• _What you should do_
Condense the paragraph beginning "The Catalan Institute for Water Research" in the institute text below into a short list that keeps its main facts.

The Catalan Institute for Water Research - ICRA (; ) is a research institute studying  the   water cycle, hydraulic resources, water quality and treatment and evaluation technologies, which is located at the Parc Cientific i Tecnologic de la Universitat de Girona, Girona, Spain. ICRA was created in 2006 by the Government of Catalonia and the University of Girona. 
The research carried out at the ICRA has to do with all the aspects related with water, particularly those associated with its rational use and the effects of human activity on hydraulic resources.
The  Institute is particularly interested in investigating and solving the impacts of drought, along with the aspects of quality in the treatment and reuse of water, dedicating priority attention to the Mediterranean Sea.

Research Areas

Resources and Ecosystems 

This research area investigates the spatial and temporal dynamics of water resources and its potential effects, especially on the structure and function of continental aquatic ecosystems.

Special emphasis is given to irregularities in water resources and the effects of land use and climate change on resources and ecosystems, particularly in the Mediterranean area.

Stored data:
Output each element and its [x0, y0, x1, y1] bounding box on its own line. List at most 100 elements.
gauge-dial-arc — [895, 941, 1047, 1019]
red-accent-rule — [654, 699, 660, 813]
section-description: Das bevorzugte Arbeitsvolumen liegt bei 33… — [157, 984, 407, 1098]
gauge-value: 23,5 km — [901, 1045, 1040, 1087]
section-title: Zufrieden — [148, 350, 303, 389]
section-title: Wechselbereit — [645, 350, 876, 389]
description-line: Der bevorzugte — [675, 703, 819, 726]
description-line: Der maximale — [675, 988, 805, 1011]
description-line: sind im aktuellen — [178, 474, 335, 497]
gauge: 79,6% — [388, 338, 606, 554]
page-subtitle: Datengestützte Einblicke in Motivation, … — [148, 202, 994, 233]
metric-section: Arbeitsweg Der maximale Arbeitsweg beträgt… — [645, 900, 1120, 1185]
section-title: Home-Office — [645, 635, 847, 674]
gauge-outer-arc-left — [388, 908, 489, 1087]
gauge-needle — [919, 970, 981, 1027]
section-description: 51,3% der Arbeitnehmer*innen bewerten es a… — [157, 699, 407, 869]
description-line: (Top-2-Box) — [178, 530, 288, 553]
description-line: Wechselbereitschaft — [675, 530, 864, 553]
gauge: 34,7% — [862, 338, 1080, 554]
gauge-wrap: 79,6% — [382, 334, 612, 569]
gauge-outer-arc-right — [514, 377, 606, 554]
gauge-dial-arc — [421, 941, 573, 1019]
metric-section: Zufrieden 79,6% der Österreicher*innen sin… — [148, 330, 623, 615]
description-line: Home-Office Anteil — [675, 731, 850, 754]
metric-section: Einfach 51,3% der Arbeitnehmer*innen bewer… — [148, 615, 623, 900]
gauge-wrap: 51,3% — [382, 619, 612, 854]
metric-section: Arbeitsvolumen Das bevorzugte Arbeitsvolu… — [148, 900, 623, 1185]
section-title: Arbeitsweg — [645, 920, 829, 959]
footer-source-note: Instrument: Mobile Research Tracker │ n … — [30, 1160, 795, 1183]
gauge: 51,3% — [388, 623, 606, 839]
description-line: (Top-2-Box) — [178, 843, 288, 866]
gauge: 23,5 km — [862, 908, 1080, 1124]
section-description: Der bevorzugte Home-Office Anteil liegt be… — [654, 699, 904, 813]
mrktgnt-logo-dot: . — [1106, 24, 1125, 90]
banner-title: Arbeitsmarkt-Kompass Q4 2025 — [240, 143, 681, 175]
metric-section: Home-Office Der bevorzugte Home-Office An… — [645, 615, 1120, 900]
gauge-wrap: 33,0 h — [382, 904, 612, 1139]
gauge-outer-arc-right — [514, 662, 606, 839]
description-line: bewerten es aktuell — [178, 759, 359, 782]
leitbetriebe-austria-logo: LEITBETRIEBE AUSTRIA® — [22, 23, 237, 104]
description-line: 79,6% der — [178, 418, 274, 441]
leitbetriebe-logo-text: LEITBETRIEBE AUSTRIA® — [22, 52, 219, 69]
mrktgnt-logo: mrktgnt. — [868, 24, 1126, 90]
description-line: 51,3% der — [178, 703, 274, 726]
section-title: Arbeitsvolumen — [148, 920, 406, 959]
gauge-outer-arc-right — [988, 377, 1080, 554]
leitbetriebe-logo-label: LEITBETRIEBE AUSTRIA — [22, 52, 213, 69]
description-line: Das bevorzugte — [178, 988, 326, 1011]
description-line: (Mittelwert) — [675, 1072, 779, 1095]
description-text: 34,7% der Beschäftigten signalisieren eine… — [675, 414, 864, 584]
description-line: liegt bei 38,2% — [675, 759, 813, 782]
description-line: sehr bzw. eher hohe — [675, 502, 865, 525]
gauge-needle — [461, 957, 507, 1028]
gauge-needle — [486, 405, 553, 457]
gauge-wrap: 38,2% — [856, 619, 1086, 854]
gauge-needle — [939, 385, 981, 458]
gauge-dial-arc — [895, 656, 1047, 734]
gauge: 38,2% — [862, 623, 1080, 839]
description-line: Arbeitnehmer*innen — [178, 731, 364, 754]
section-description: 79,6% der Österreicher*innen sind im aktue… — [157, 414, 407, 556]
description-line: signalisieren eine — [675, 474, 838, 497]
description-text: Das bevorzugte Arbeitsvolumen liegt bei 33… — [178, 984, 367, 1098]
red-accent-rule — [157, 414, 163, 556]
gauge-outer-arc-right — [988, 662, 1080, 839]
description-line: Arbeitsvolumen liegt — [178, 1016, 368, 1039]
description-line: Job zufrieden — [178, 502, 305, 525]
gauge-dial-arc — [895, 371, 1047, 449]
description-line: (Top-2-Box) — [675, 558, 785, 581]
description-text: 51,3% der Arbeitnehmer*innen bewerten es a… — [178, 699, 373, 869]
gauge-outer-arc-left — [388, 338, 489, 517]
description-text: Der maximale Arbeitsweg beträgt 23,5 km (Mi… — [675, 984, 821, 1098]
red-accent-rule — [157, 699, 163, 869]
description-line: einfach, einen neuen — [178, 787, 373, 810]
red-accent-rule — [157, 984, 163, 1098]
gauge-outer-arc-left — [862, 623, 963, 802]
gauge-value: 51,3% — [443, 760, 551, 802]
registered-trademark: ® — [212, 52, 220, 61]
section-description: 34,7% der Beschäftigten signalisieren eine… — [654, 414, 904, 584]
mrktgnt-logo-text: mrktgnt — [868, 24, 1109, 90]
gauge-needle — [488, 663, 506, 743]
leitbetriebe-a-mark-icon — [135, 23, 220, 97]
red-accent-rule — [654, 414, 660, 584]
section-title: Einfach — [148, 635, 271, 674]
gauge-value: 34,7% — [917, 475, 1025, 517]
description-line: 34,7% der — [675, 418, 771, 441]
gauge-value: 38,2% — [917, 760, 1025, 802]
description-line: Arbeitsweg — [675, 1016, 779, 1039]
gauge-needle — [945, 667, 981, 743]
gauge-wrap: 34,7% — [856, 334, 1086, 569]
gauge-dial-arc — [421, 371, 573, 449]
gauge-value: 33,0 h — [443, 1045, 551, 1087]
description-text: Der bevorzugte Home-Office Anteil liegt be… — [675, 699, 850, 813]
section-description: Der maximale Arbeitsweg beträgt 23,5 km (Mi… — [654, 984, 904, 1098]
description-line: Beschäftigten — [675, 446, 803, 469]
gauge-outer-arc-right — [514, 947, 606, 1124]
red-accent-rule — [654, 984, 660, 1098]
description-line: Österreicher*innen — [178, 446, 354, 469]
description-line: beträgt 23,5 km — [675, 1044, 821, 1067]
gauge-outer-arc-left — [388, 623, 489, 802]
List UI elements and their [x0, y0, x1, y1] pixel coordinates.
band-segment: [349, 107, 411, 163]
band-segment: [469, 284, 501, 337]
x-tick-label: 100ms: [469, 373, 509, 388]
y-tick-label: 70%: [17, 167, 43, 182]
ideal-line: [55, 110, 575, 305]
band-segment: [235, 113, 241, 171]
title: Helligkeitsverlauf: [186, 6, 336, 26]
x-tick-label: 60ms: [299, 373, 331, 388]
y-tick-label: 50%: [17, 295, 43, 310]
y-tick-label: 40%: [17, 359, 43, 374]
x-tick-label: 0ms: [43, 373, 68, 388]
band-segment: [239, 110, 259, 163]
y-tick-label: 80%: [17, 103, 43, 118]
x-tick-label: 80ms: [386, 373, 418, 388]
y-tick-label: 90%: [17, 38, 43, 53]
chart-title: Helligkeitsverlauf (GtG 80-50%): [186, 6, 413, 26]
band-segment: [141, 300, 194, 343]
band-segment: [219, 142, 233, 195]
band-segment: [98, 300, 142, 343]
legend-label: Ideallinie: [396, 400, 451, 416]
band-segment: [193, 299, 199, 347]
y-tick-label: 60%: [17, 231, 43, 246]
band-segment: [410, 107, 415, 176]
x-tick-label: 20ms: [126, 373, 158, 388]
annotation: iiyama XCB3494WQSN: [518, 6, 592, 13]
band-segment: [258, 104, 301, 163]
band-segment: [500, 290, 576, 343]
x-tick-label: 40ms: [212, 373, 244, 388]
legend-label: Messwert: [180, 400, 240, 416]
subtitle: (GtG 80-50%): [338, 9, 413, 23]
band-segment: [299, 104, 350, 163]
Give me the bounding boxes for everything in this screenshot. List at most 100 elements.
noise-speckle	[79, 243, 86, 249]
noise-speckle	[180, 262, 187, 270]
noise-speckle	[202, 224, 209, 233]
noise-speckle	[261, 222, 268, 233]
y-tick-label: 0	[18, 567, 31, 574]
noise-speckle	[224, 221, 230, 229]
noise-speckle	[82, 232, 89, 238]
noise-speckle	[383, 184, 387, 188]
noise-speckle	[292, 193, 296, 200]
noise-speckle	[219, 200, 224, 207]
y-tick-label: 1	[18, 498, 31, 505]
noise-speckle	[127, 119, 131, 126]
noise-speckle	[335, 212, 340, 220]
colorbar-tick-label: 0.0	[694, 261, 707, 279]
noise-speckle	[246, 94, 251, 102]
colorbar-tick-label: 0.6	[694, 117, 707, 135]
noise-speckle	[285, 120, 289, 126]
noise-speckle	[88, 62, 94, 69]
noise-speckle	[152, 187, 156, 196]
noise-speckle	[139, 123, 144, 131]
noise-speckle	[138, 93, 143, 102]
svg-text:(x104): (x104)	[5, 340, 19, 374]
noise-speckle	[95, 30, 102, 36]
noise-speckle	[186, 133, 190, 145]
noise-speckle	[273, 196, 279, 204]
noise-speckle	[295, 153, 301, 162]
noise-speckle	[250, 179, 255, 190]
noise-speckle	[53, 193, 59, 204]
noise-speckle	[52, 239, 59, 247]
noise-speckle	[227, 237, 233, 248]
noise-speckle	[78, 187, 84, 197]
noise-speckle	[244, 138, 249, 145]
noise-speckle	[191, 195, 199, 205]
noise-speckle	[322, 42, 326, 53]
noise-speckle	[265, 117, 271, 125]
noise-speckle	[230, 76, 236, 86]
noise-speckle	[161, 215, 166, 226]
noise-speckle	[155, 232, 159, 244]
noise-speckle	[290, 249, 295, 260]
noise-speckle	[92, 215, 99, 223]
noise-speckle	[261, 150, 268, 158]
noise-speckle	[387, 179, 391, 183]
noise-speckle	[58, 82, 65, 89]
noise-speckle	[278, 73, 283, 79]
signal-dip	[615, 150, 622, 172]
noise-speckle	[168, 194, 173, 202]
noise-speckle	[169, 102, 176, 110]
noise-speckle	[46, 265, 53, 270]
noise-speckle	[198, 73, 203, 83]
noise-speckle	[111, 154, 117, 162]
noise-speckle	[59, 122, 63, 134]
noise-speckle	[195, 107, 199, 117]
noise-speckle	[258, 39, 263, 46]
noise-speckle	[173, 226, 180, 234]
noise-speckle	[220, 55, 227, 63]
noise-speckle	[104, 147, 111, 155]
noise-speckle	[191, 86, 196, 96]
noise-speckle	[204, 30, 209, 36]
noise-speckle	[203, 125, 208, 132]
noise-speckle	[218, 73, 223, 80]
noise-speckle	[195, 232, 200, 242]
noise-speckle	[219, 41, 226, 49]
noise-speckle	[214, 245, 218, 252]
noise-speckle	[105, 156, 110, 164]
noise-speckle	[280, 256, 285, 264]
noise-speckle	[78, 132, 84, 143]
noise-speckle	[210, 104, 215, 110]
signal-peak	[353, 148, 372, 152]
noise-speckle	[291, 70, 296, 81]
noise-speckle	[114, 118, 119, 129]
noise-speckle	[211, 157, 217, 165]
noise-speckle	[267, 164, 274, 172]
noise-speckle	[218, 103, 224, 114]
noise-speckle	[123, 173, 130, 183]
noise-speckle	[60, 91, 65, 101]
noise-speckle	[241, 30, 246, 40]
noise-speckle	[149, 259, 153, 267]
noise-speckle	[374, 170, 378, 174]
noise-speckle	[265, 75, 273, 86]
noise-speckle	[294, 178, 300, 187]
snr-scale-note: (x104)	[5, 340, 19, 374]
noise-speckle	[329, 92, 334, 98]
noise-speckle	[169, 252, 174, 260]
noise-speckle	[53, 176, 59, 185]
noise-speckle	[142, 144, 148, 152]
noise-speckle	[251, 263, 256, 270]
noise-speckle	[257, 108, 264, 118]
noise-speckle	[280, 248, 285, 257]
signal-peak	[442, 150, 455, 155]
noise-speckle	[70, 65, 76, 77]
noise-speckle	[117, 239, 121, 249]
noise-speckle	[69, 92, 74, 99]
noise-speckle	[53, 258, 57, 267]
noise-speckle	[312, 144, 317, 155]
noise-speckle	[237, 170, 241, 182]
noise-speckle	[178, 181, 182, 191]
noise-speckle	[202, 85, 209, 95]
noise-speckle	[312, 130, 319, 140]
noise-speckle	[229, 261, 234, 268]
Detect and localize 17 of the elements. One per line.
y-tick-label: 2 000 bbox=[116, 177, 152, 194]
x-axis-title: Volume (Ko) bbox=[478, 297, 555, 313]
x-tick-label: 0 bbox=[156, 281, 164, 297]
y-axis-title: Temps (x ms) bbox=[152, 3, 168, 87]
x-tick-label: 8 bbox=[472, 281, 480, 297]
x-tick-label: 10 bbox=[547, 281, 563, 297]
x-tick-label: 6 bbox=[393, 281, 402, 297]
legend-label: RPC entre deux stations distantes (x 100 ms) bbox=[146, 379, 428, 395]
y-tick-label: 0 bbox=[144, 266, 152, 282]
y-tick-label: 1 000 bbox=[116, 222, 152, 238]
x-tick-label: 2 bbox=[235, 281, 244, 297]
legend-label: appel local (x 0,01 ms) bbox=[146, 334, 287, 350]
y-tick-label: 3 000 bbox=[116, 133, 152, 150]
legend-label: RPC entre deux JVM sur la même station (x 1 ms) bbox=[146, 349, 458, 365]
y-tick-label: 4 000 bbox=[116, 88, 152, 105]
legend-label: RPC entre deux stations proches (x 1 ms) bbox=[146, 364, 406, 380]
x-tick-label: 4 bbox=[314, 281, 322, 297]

• _Result below_
- Name: Catalan Institute for Water Research (ICRA)
- Research focus: the water cycle, hydraulic resources, water quality, and treatment and evaluation technologies
- Location: Parc Cientific i Tecnologic de la Universitat de Girona, Girona, Spain
- Founding: created in 2006 by the Government of Catalonia and the University of Girona